#### [Problem description]
Every entry needs to be reproduced exactly.

□ □ □ □

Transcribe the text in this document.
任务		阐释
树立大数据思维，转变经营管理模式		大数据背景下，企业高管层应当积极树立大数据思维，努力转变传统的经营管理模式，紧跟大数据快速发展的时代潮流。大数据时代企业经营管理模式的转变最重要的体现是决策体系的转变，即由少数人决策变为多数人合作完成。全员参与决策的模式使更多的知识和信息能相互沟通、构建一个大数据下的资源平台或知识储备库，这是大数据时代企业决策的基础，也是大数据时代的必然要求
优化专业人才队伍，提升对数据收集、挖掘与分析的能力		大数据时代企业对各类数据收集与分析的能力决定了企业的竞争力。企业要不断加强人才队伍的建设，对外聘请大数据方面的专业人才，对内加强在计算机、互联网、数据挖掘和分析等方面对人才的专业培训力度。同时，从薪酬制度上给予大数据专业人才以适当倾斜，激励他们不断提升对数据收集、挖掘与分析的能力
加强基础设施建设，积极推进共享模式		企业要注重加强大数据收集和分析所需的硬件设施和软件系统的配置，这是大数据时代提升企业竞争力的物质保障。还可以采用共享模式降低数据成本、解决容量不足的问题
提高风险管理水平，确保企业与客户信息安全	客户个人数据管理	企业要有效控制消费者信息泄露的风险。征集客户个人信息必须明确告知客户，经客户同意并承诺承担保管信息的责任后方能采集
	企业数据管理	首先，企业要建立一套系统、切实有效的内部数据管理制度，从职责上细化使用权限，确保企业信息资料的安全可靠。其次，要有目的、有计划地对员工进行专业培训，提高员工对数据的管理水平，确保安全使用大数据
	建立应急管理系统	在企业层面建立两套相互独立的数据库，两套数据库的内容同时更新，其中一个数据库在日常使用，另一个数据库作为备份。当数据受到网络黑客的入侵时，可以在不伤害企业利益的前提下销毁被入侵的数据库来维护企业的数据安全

□ □ □ □

#### [Full answer]
Transcribe the text in this document.
任务		阐释
树立大数据思维，转变经营管理模式		大数据背景下，企业高管层应当积极树立大数据思维，努力转变传统的经营管理模式，紧跟大数据快速发展的时代潮流。大数据时代企业经营管理模式的转变最重要的体现是决策体系的转变，即由少数人决策变为多数人合作完成。全员参与决策的模式使更多的知识和信息能相互沟通、构建一个大数据下的资源平台或知识储备库，这是大数据时代企业决策的基础，也是大数据时代的必然要求
优化专业人才队伍，提升对数据收集、挖掘与分析的能力		大数据时代企业对各类数据收集与分析的能力决定了企业的竞争力。企业要不断加强人才队伍的建设，对外聘请大数据方面的专业人才，对内加强在计算机、互联网、数据挖掘和分析等方面对人才的专业培训力度。同时，从薪酬制度上给予大数据专业人才以适当倾斜，激励他们不断提升对数据收集、挖掘与分析的能力
加强基础设施建设，积极推进共享模式		企业要注重加强大数据收集和分析所需的硬件设施和软件系统的配置，这是大数据时代提升企业竞争力的物质保障。还可以采用共享模式降低数据成本、解决容量不足的问题
提高风险管理水平，确保企业与客户信息安全	客户个人数据管理	企业要有效控制消费者信息泄露的风险。征集客户个人信息必须明确告知客户，经客户同意并承诺承担保管信息的责任后方能采集
	企业数据管理	首先，企业要建立一套系统、切实有效的内部数据管理制度，从职责上细化使用权限，确保企业信息资料的安全可靠。其次，要有目的、有计划地对员工进行专业培训，提高员工对数据的管理水平，确保安全使用大数据
	建立应急管理系统	在企业层面建立两套相互独立的数据库，两套数据库的内容同时更新，其中一个数据库在日常使用，另一个数据库作为备份。当数据受到网络黑客的入侵时，可以在不伤害企业利益的前提下销毁被入侵的数据库来维护企业的数据安全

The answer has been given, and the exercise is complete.